— Start Extracted material —

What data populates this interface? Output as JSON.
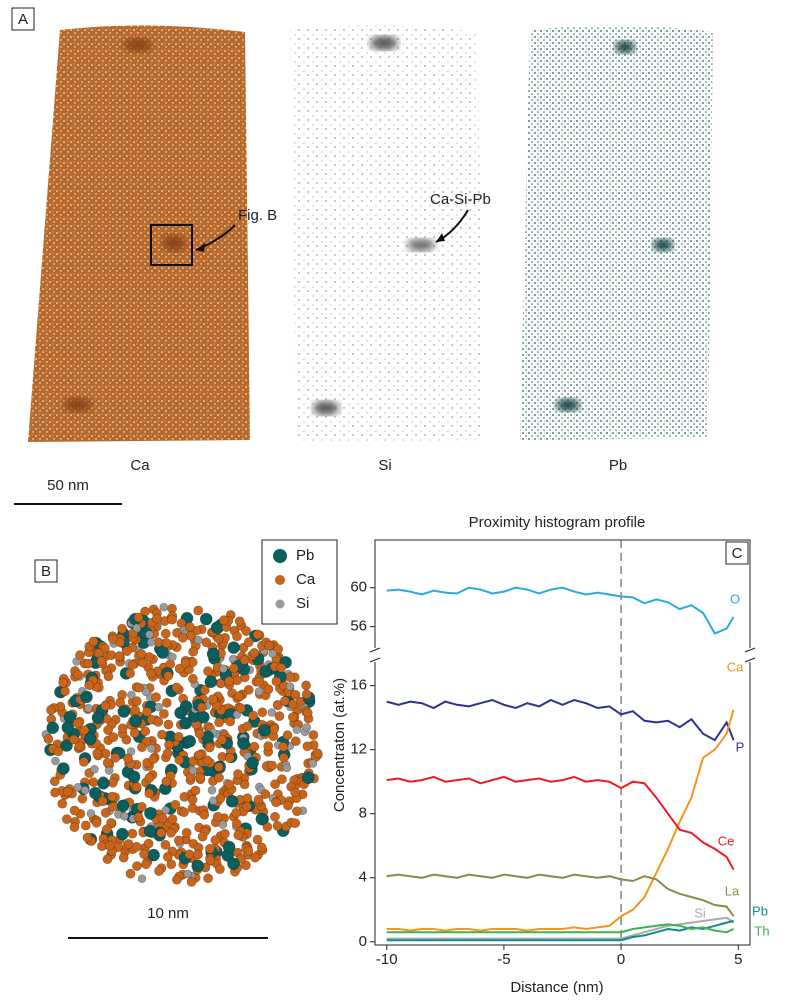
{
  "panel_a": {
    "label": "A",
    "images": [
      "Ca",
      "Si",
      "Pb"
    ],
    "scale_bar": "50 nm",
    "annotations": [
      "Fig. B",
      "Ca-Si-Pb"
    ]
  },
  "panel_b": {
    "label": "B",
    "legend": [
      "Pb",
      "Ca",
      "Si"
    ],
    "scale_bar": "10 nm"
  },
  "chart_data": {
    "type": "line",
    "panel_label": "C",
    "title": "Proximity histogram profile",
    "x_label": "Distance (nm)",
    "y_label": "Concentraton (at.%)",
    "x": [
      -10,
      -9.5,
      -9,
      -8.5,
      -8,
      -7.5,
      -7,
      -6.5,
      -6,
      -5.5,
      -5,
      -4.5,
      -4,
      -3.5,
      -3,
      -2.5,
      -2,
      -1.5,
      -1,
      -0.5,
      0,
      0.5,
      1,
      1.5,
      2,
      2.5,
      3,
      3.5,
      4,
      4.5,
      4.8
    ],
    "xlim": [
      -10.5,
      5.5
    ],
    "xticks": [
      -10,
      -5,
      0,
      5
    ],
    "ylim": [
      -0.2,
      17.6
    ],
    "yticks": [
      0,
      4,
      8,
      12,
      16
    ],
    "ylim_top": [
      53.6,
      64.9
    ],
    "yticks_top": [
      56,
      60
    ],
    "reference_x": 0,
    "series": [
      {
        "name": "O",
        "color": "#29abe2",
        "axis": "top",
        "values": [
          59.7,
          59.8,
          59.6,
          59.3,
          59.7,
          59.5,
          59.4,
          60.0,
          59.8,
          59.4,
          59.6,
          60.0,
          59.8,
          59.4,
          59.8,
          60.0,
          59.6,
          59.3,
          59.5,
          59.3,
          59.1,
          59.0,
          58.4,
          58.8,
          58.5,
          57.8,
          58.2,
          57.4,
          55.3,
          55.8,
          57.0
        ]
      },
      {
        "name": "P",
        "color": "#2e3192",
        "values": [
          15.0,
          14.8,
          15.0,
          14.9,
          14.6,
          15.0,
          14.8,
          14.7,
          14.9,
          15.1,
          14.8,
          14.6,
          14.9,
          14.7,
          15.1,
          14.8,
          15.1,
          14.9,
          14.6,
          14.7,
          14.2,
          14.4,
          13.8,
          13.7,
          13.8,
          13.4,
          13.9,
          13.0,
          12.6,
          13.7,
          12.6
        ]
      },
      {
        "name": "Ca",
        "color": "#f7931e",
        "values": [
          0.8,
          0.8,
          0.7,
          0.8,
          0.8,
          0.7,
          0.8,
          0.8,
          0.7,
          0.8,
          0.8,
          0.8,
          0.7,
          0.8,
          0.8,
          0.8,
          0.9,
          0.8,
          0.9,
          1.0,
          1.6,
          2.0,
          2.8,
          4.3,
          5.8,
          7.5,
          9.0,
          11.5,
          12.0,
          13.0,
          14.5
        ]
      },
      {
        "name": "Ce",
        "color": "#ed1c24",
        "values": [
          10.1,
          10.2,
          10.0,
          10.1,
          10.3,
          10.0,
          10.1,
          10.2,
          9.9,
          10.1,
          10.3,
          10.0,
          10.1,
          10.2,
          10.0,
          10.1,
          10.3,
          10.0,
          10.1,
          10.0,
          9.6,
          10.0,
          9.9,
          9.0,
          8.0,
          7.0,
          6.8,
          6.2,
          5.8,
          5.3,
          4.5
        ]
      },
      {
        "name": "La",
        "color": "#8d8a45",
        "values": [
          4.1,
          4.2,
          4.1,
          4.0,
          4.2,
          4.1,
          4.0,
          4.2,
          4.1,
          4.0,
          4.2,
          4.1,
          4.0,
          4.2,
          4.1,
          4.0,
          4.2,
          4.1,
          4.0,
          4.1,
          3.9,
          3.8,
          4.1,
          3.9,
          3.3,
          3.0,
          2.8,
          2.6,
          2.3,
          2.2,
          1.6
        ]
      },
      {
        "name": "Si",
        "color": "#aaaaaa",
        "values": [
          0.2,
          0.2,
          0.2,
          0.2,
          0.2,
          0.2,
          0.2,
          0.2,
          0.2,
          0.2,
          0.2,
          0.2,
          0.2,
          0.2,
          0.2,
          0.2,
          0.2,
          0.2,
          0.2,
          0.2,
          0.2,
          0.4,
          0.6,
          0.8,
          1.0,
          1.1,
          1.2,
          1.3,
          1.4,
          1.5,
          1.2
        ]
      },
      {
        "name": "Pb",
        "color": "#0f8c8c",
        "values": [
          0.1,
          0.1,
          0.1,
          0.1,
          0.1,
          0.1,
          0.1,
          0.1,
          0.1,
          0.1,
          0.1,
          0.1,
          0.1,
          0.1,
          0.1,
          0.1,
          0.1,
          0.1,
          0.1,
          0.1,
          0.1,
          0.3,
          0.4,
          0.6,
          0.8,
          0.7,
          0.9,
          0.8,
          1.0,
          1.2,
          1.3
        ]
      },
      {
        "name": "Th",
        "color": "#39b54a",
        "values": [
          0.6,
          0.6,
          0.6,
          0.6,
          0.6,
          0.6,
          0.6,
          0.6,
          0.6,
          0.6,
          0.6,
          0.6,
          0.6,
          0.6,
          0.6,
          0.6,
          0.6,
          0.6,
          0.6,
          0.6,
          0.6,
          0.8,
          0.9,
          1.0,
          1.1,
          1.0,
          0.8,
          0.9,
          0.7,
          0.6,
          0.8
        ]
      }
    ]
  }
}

— End Extracted material —
— Start Extracted material —

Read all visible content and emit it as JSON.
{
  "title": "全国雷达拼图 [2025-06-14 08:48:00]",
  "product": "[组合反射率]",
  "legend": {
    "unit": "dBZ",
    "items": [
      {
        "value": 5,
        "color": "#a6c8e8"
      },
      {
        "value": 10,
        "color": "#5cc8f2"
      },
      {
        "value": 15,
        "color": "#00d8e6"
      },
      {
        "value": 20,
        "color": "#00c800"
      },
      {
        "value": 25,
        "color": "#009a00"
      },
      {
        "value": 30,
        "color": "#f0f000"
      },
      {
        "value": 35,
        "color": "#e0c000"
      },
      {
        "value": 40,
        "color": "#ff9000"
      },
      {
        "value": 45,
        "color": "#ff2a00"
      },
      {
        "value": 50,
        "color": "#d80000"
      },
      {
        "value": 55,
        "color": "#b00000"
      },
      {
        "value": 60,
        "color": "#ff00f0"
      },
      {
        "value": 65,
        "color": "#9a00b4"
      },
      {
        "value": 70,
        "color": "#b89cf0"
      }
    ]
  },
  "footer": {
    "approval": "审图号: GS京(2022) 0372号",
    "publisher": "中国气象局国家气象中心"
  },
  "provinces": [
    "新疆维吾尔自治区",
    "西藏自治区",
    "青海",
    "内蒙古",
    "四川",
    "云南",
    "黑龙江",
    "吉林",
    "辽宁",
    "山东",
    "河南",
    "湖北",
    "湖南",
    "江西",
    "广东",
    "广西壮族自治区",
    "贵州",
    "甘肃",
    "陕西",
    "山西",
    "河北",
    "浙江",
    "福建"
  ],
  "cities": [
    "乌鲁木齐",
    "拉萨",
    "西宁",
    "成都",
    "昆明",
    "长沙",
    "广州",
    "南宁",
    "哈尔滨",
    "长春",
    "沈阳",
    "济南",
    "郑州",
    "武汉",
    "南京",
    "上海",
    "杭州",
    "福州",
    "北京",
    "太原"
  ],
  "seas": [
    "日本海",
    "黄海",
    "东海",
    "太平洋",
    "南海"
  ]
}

— End Extracted material —

What is needed => Copy all lines from the material that contain "JSON".

Result for this exercise =>
What data populates this interface? Output as JSON.
Read all visible content and emit it as JSON.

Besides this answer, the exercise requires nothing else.